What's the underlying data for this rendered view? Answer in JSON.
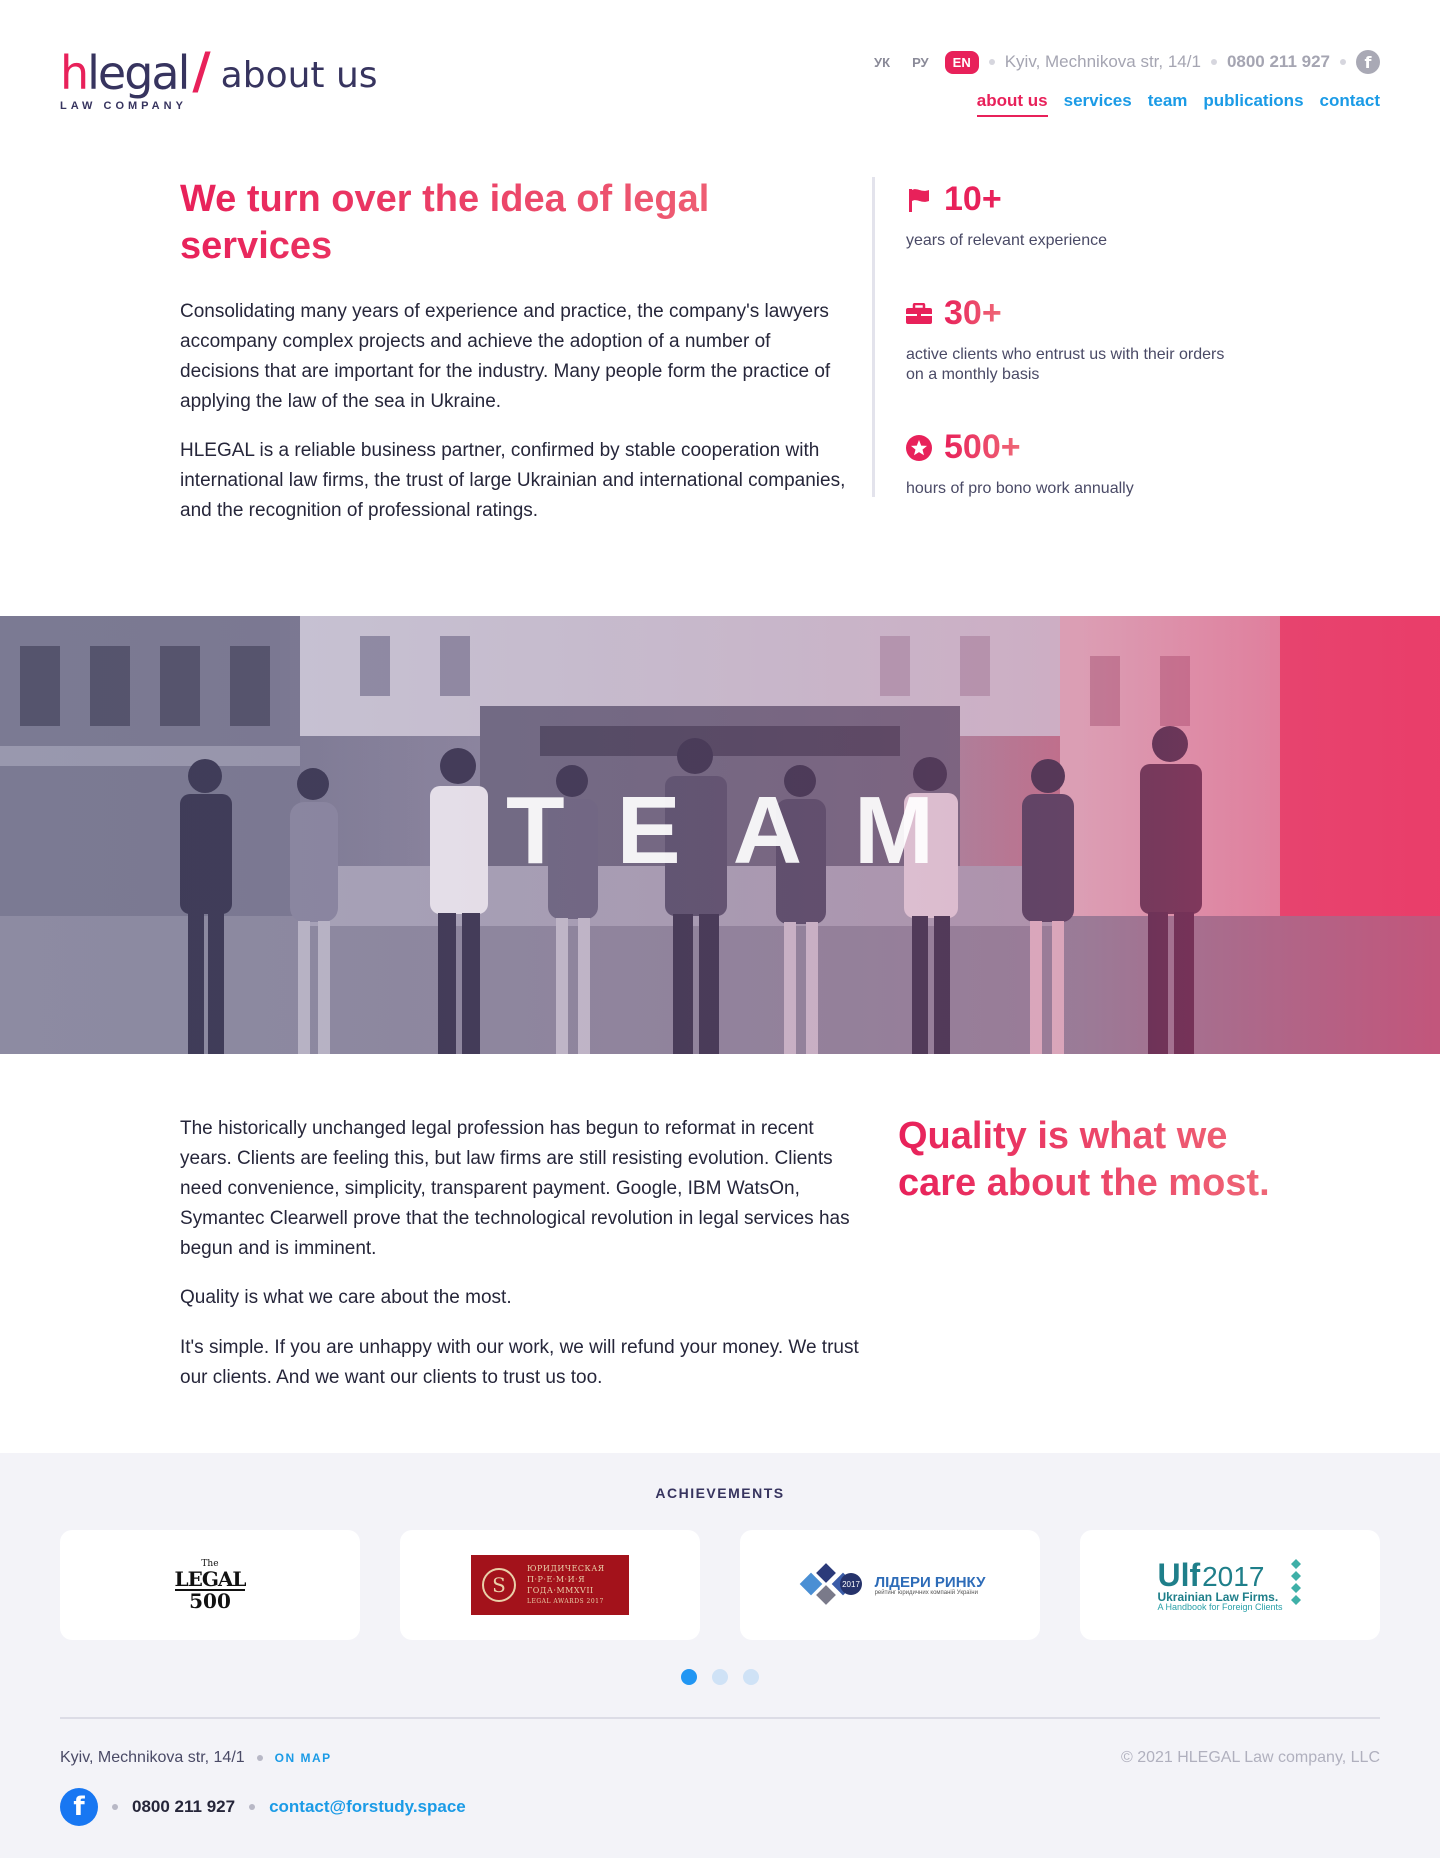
{
  "header": {
    "logo_h": "h",
    "logo_rest": "legal",
    "logo_slash": "/",
    "section": "about us",
    "logo_sub": "LAW COMPANY",
    "langs": [
      {
        "label": "УК",
        "active": false
      },
      {
        "label": "РУ",
        "active": false
      },
      {
        "label": "EN",
        "active": true
      }
    ],
    "address": "Kyiv, Mechnikova str, 14/1",
    "phone": "0800 211 927",
    "facebook_icon": "facebook-icon",
    "nav": [
      {
        "label": "about us",
        "active": true
      },
      {
        "label": "services",
        "active": false
      },
      {
        "label": "team",
        "active": false
      },
      {
        "label": "publications",
        "active": false
      },
      {
        "label": "contact",
        "active": false
      }
    ]
  },
  "intro": {
    "title": "We turn over the idea of legal services",
    "paragraphs": [
      "Consolidating many years of experience and practice, the company's lawyers accompany complex projects and achieve the adoption of a number of decisions that are important for the industry. Many people form the practice of applying the law of the sea in Ukraine.",
      "HLEGAL is a reliable business partner, confirmed by stable cooperation with international law firms, the trust of large Ukrainian and international companies, and the recognition of professional ratings."
    ],
    "stats": [
      {
        "icon": "flag-icon",
        "value": "10+",
        "label": "years of relevant experience"
      },
      {
        "icon": "briefcase-icon",
        "value": "30+",
        "label": "active clients who entrust us with their orders on a monthly basis"
      },
      {
        "icon": "star-icon",
        "value": "500+",
        "label": "hours of pro bono work annually"
      }
    ]
  },
  "hero": {
    "title": "TEAM"
  },
  "quality": {
    "paragraphs": [
      "The historically unchanged legal profession has begun to reformat in recent years. Clients are feeling this, but law firms are still resisting evolution. Clients need convenience, simplicity, transparent payment. Google, IBM WatsOn, Symantec Clearwell prove that the technological revolution in legal services has begun and is imminent.",
      "Quality is what we care about the most.",
      "It's simple. If you are unhappy with our work, we will refund your money. We trust our clients. And we want our clients to trust us too."
    ],
    "quote": "Quality is what we care about the most."
  },
  "achievements": {
    "title": "ACHIEVEMENTS",
    "logos": [
      {
        "name": "legal500-logo",
        "top": "The",
        "mid": "LEGAL",
        "bottom": "500"
      },
      {
        "name": "legal-awards-logo",
        "line1": "ЮРИДИЧЕСКАЯ",
        "line2": "П·Р·Е·М·И·Я",
        "line3": "ГОДА·MMXVII",
        "line4": "LEGAL AWARDS 2017"
      },
      {
        "name": "market-leaders-logo",
        "year": "2017",
        "title": "ЛІДЕРИ РИНКУ",
        "sub": "рейтинг юридичних компаній України"
      },
      {
        "name": "ulf-logo",
        "mark": "Ulf",
        "year": "2017",
        "title": "Ukrainian Law Firms.",
        "sub": "A Handbook for Foreign Clients"
      }
    ],
    "pages": 3,
    "active_page": 1
  },
  "footer": {
    "address": "Kyiv, Mechnikova str, 14/1",
    "map_link": "ON MAP",
    "copyright": "© 2021 HLEGAL Law company, LLC",
    "phone": "0800 211 927",
    "email": "contact@forstudy.space"
  },
  "colors": {
    "accent": "#e8215a",
    "link": "#1b9be6",
    "dark": "#37345f"
  }
}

--

Note every line above where the string "experience" shows up, and copy those lines.

RESULT OF THIS TASK:
      "Consolidating many years of experience and practice, the company's lawyers accompany complex projects and achieve the adoption of a number of decisions that are important for the industry. Many people form the practice of applying the law of the sea in Ukraine.",
        "label": "years of relevant experience"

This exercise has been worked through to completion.